◆ PROVIDED INFORMATION ◆
>> START

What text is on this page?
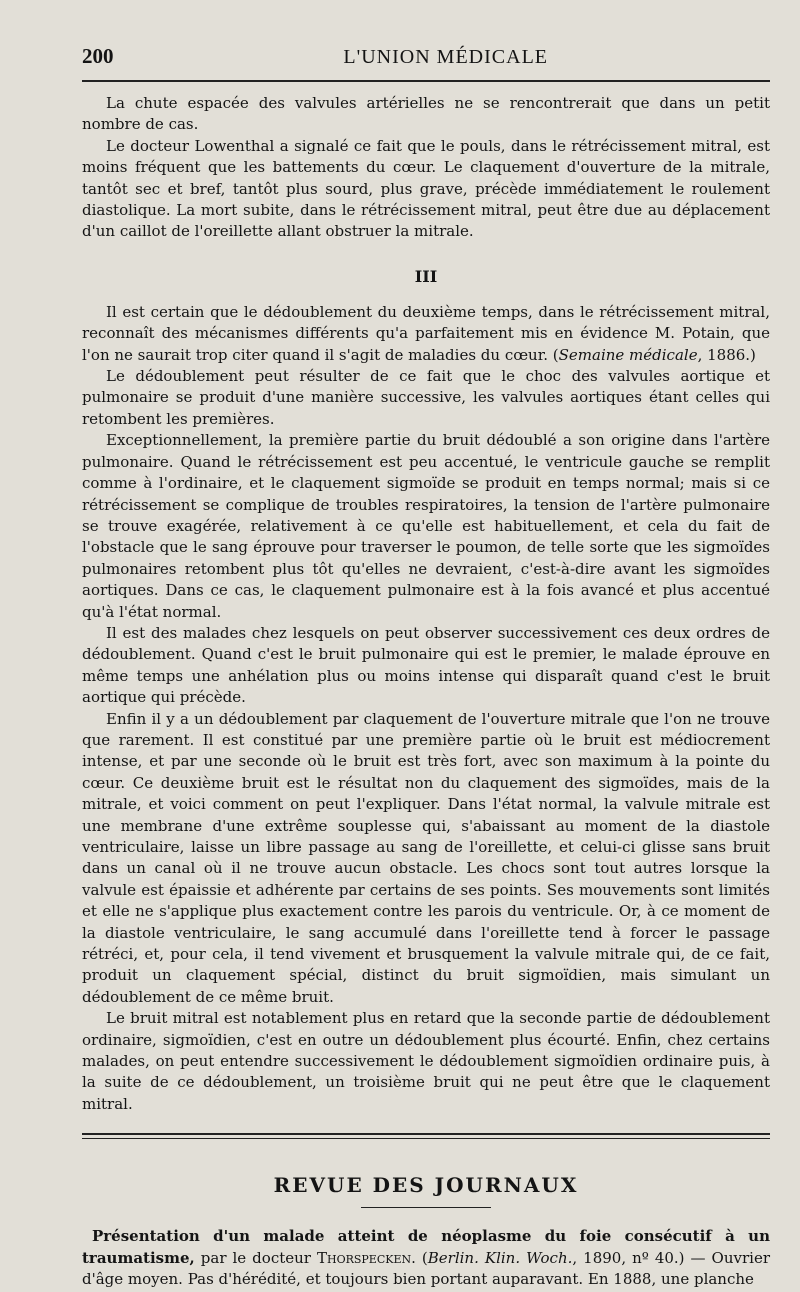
200	L'UNION MÉDICALE

La chute espacée des valvules artérielles ne se rencontrerait que dans un petit nombre de cas.

Le docteur Lowenthal a signalé ce fait que le pouls, dans le rétrécissement mitral, est moins fréquent que les battements du cœur. Le claquement d'ouverture de la mitrale, tantôt sec et bref, tantôt plus sourd, plus grave, précède immédiatement le roulement diastolique. La mort subite, dans le rétrécissement mitral, peut être due au déplacement d'un caillot de l'oreillette allant obstruer la mitrale.

III

Il est certain que le dédoublement du deuxième temps, dans le rétrécissement mitral, reconnaît des mécanismes différents qu'a parfaitement mis en évidence M. Potain, que l'on ne saurait trop citer quand il s'agit de maladies du cœur. (Semaine médicale, 1886.)

Le dédoublement peut résulter de ce fait que le choc des valvules aortique et pulmonaire se produit d'une manière successive, les valvules aortiques étant celles qui retombent les premières.

Exceptionnellement, la première partie du bruit dédoublé a son origine dans l'artère pulmonaire. Quand le rétrécissement est peu accentué, le ventricule gauche se remplit comme à l'ordinaire, et le claquement sigmoïde se produit en temps normal; mais si ce rétrécissement se complique de troubles respiratoires, la tension de l'artère pulmonaire se trouve exagérée, relativement à ce qu'elle est habituellement, et cela du fait de l'obstacle que le sang éprouve pour traverser le poumon, de telle sorte que les sigmoïdes pulmonaires retombent plus tôt qu'elles ne devraient, c'est-à-dire avant les sigmoïdes aortiques. Dans ce cas, le claquement pulmonaire est à la fois avancé et plus accentué qu'à l'état normal.

Il est des malades chez lesquels on peut observer successivement ces deux ordres de dédoublement. Quand c'est le bruit pulmonaire qui est le premier, le malade éprouve en même temps une anhélation plus ou moins intense qui disparaît quand c'est le bruit aortique qui précède.

Enfin il y a un dédoublement par claquement de l'ouverture mitrale que l'on ne trouve que rarement. Il est constitué par une première partie où le bruit est médiocrement intense, et par une seconde où le bruit est très fort, avec son maximum à la pointe du cœur. Ce deuxième bruit est le résultat non du claquement des sigmoïdes, mais de la mitrale, et voici comment on peut l'expliquer. Dans l'état normal, la valvule mitrale est une membrane d'une extrême souplesse qui, s'abaissant au moment de la diastole ventriculaire, laisse un libre passage au sang de l'oreillette, et celui-ci glisse sans bruit dans un canal où il ne trouve aucun obstacle. Les chocs sont tout autres lorsque la valvule est épaissie et adhérente par certains de ses points. Ses mouvements sont limités et elle ne s'applique plus exactement contre les parois du ventricule. Or, à ce moment de la diastole ventriculaire, le sang accumulé dans l'oreillette tend à forcer le passage rétréci, et, pour cela, il tend vivement et brusquement la valvule mitrale qui, de ce fait, produit un claquement spécial, distinct du bruit sigmoïdien, mais simulant un dédoublement de ce même bruit.

Le bruit mitral est notablement plus en retard que la seconde partie de dédoublement ordinaire, sigmoïdien, c'est en outre un dédoublement plus écourté. Enfin, chez certains malades, on peut entendre successivement le dédoublement sigmoïdien ordinaire puis, à la suite de ce dédoublement, un troisième bruit qui ne peut être que le claquement mitral.

REVUE DES JOURNAUX

Présentation d'un malade atteint de néoplasme du foie consécutif à un traumatisme, par le docteur Thorspecken. (Berlin. Klin. Woch., 1890, nº 40.) — Ouvrier d'âge moyen. Pas d'hérédité, et toujours bien portant auparavant. En 1888, une planche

>> END

Locate the word "précède" in the data above. Copy every line carrying it.

◆ SOLUTION TO THE PROBLEM ◆
Le docteur Lowenthal a signalé ce fait que le pouls, dans le rétrécissement mitral, est moins fréquent que les battements du cœur. Le claquement d'ouverture de la mitrale, tantôt sec et bref, tantôt plus sourd, plus grave, précède immédiatement le roulement diastolique. La mort subite, dans le rétrécissement mitral, peut être due au déplacement d'un caillot de l'oreillette allant obstruer la mitrale.
Il est des malades chez lesquels on peut observer successivement ces deux ordres de dédoublement. Quand c'est le bruit pulmonaire qui est le premier, le malade éprouve en même temps une anhélation plus ou moins intense qui disparaît quand c'est le bruit aortique qui précède.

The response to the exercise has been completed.